PROBLEM REQUIREMENTS » The records below are to be repeated in full, exactly as they are.

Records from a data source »
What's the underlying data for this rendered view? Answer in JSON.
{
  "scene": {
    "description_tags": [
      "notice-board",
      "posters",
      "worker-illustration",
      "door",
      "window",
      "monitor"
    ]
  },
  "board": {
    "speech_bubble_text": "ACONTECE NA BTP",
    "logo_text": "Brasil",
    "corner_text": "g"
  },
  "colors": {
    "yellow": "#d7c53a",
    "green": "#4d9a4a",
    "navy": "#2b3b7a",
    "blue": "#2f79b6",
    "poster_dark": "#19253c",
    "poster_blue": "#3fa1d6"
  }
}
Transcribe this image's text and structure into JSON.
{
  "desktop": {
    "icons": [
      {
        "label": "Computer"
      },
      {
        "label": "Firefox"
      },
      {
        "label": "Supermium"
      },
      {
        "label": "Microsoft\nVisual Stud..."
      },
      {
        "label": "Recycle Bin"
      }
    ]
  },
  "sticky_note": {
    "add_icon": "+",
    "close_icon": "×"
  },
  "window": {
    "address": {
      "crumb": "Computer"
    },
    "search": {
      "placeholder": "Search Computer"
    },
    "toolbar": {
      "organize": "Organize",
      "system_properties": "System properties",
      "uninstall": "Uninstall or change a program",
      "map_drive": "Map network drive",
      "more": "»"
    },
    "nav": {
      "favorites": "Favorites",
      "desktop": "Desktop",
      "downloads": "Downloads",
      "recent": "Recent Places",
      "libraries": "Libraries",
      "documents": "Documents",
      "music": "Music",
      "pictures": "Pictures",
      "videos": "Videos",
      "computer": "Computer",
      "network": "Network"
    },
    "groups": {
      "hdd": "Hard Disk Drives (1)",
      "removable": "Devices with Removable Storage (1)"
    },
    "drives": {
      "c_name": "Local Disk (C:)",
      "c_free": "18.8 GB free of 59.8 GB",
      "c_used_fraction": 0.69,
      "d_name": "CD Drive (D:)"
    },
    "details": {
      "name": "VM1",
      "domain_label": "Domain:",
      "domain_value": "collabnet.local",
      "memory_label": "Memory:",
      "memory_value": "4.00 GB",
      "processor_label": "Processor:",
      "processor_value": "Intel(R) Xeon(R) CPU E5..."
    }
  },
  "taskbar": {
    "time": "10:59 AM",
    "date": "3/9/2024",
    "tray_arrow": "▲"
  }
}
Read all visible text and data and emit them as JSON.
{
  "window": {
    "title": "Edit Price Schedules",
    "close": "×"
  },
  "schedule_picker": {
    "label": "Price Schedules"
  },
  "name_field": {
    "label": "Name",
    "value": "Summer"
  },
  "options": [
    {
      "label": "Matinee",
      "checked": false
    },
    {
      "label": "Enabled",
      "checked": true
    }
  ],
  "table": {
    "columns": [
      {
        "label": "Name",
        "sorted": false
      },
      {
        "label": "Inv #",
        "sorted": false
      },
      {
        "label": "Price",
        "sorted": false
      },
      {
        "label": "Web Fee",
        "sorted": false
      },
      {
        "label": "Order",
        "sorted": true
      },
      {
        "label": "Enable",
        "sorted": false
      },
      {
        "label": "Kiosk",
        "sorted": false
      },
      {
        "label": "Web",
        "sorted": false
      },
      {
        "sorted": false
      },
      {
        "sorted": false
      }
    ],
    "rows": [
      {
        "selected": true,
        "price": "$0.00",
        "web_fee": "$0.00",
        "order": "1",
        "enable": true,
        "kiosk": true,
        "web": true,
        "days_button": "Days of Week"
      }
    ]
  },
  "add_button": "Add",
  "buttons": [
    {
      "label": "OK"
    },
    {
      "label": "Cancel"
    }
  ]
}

OUTPUT FOR THIS TASK »
What's the underlying data for this rendered view? Answer in JSON.
{
  "scene": {
    "description_tags": [
      "notice-board",
      "posters",
      "worker-illustration",
      "door",
      "window",
      "monitor"
    ]
  },
  "board": {
    "speech_bubble_text": "ACONTECE NA BTP",
    "logo_text": "Brasil",
    "corner_text": "g"
  },
  "colors": {
    "yellow": "#d7c53a",
    "green": "#4d9a4a",
    "navy": "#2b3b7a",
    "blue": "#2f79b6",
    "poster_dark": "#19253c",
    "poster_blue": "#3fa1d6"
  }
}
Transcribe this image's text and structure into JSON.
{
  "desktop": {
    "icons": [
      {
        "label": "Computer"
      },
      {
        "label": "Firefox"
      },
      {
        "label": "Supermium"
      },
      {
        "label": "Microsoft\nVisual Stud..."
      },
      {
        "label": "Recycle Bin"
      }
    ]
  },
  "sticky_note": {
    "add_icon": "+",
    "close_icon": "×"
  },
  "window": {
    "address": {
      "crumb": "Computer"
    },
    "search": {
      "placeholder": "Search Computer"
    },
    "toolbar": {
      "organize": "Organize",
      "system_properties": "System properties",
      "uninstall": "Uninstall or change a program",
      "map_drive": "Map network drive",
      "more": "»"
    },
    "nav": {
      "favorites": "Favorites",
      "desktop": "Desktop",
      "downloads": "Downloads",
      "recent": "Recent Places",
      "libraries": "Libraries",
      "documents": "Documents",
      "music": "Music",
      "pictures": "Pictures",
      "videos": "Videos",
      "computer": "Computer",
      "network": "Network"
    },
    "groups": {
      "hdd": "Hard Disk Drives (1)",
      "removable": "Devices with Removable Storage (1)"
    },
    "drives": {
      "c_name": "Local Disk (C:)",
      "c_free": "18.8 GB free of 59.8 GB",
      "c_used_fraction": 0.69,
      "d_name": "CD Drive (D:)"
    },
    "details": {
      "name": "VM1",
      "domain_label": "Domain:",
      "domain_value": "collabnet.local",
      "memory_label": "Memory:",
      "memory_value": "4.00 GB",
      "processor_label": "Processor:",
      "processor_value": "Intel(R) Xeon(R) CPU E5..."
    }
  },
  "taskbar": {
    "time": "10:59 AM",
    "date": "3/9/2024",
    "tray_arrow": "▲"
  }
}
Read all visible text and data and emit them as JSON.
{
  "window": {
    "title": "Edit Price Schedules",
    "close": "×"
  },
  "schedule_picker": {
    "label": "Price Schedules"
  },
  "name_field": {
    "label": "Name",
    "value": "Summer"
  },
  "options": [
    {
      "label": "Matinee",
      "checked": false
    },
    {
      "label": "Enabled",
      "checked": true
    }
  ],
  "table": {
    "columns": [
      {
        "label": "Name",
        "sorted": false
      },
      {
        "label": "Inv #",
        "sorted": false
      },
      {
        "label": "Price",
        "sorted": false
      },
      {
        "label": "Web Fee",
        "sorted": false
      },
      {
        "label": "Order",
        "sorted": true
      },
      {
        "label": "Enable",
        "sorted": false
      },
      {
        "label": "Kiosk",
        "sorted": false
      },
      {
        "label": "Web",
        "sorted": false
      },
      {
        "sorted": false
      },
      {
        "sorted": false
      }
    ],
    "rows": [
      {
        "selected": true,
        "price": "$0.00",
        "web_fee": "$0.00",
        "order": "1",
        "enable": true,
        "kiosk": true,
        "web": true,
        "days_button": "Days of Week"
      }
    ]
  },
  "add_button": "Add",
  "buttons": [
    {
      "label": "OK"
    },
    {
      "label": "Cancel"
    }
  ]
}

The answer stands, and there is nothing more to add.